Directions for this task:
Pull out every line containing the string "supported".

** START Data to process **

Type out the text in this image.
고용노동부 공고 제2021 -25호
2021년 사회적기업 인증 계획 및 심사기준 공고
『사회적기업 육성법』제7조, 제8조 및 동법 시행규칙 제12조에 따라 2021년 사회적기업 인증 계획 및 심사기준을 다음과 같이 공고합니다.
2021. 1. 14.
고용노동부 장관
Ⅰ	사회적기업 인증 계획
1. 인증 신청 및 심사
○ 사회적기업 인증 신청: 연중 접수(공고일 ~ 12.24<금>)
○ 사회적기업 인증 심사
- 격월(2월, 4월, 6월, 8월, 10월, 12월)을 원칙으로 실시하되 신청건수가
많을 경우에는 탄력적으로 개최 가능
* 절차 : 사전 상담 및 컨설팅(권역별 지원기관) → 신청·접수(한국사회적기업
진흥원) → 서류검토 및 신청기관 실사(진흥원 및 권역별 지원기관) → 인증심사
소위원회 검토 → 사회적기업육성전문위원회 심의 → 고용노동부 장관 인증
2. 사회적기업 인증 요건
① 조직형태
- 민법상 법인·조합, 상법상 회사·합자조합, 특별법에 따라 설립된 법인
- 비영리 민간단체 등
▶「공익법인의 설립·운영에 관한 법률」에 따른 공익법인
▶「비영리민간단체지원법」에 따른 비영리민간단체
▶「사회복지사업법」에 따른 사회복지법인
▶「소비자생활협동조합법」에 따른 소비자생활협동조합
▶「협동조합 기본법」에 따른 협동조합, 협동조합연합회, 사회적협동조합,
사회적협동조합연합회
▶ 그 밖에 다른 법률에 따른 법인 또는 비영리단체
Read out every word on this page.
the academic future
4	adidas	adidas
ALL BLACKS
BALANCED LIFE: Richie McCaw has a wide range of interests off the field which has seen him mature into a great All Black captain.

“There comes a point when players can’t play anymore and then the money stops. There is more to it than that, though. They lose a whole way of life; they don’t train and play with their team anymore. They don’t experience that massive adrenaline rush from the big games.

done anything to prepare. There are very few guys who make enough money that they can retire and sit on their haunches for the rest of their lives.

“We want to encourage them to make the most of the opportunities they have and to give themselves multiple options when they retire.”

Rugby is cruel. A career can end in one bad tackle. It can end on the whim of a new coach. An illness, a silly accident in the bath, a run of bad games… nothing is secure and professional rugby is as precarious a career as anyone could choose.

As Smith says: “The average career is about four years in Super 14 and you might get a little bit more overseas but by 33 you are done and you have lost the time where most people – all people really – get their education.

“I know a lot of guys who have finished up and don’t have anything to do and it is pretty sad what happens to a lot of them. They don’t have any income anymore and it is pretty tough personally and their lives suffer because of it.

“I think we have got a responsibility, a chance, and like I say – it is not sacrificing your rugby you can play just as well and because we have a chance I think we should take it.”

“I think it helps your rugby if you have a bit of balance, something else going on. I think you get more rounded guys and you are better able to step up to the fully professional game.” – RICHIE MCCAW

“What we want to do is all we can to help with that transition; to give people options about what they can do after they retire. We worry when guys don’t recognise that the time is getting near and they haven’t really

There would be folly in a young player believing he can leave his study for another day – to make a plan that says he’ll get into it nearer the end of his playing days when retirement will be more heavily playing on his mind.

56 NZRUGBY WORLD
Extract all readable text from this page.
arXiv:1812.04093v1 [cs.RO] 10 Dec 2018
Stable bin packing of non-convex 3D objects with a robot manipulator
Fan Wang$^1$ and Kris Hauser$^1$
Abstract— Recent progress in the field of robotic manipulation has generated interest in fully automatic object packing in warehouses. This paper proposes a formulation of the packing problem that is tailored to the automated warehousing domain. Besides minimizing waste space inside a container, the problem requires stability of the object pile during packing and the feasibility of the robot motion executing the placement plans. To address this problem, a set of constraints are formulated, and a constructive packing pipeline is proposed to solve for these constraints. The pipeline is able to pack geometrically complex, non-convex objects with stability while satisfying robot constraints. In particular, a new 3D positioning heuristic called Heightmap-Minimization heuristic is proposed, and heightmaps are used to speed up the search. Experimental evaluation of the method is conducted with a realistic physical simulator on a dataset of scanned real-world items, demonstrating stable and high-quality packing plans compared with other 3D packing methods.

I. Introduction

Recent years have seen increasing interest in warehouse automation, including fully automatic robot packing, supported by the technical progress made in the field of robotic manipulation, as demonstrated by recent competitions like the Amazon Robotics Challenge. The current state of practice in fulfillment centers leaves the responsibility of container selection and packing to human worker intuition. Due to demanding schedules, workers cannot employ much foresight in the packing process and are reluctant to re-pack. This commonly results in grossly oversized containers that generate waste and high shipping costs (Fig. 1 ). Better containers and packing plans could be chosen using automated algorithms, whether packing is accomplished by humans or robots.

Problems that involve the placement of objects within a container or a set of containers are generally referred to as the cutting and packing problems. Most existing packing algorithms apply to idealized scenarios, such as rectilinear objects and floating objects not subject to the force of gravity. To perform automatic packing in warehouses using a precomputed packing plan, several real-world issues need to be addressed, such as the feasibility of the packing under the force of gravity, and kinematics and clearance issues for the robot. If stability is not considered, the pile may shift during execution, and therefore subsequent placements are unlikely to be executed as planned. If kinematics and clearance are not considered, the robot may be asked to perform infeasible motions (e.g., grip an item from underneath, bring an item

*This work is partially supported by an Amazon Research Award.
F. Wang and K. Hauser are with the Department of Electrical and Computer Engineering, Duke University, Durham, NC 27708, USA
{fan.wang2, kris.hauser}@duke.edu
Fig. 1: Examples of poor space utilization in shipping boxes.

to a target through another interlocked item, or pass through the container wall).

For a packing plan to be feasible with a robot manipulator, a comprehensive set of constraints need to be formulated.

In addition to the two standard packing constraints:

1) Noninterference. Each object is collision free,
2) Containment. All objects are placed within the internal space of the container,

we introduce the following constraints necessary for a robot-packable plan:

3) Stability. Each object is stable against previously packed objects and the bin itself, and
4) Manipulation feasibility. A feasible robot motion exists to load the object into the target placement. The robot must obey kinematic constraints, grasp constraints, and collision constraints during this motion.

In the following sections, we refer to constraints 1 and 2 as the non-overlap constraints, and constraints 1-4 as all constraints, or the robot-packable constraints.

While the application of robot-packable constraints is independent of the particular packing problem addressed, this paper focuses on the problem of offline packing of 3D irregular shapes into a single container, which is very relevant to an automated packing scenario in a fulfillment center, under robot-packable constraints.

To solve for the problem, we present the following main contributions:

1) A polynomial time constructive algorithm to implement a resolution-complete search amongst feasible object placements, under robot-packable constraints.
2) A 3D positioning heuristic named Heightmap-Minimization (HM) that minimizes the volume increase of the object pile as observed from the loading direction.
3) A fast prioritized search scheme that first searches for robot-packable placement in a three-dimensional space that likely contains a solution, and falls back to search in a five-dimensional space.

** END Data to process **

Finished exercise:
Recent years have seen increasing interest in warehouse automation, including fully automatic robot packing, supported by the technical progress made in the field of robotic manipulation, as demonstrated by recent competitions like the Amazon Robotics Challenge. The current state of practice in fulfillment centers leaves the responsibility of container selection and packing to human worker intuition. Due to demanding schedules, workers cannot employ much foresight in the packing process and are reluctant to re-pack. This commonly results in grossly oversized containers that generate waste and high shipping costs (Fig. 1 ). Better containers and packing plans could be chosen using automated algorithms, whether packing is accomplished by humans or robots.
*This work is partially supported by an Amazon Research Award.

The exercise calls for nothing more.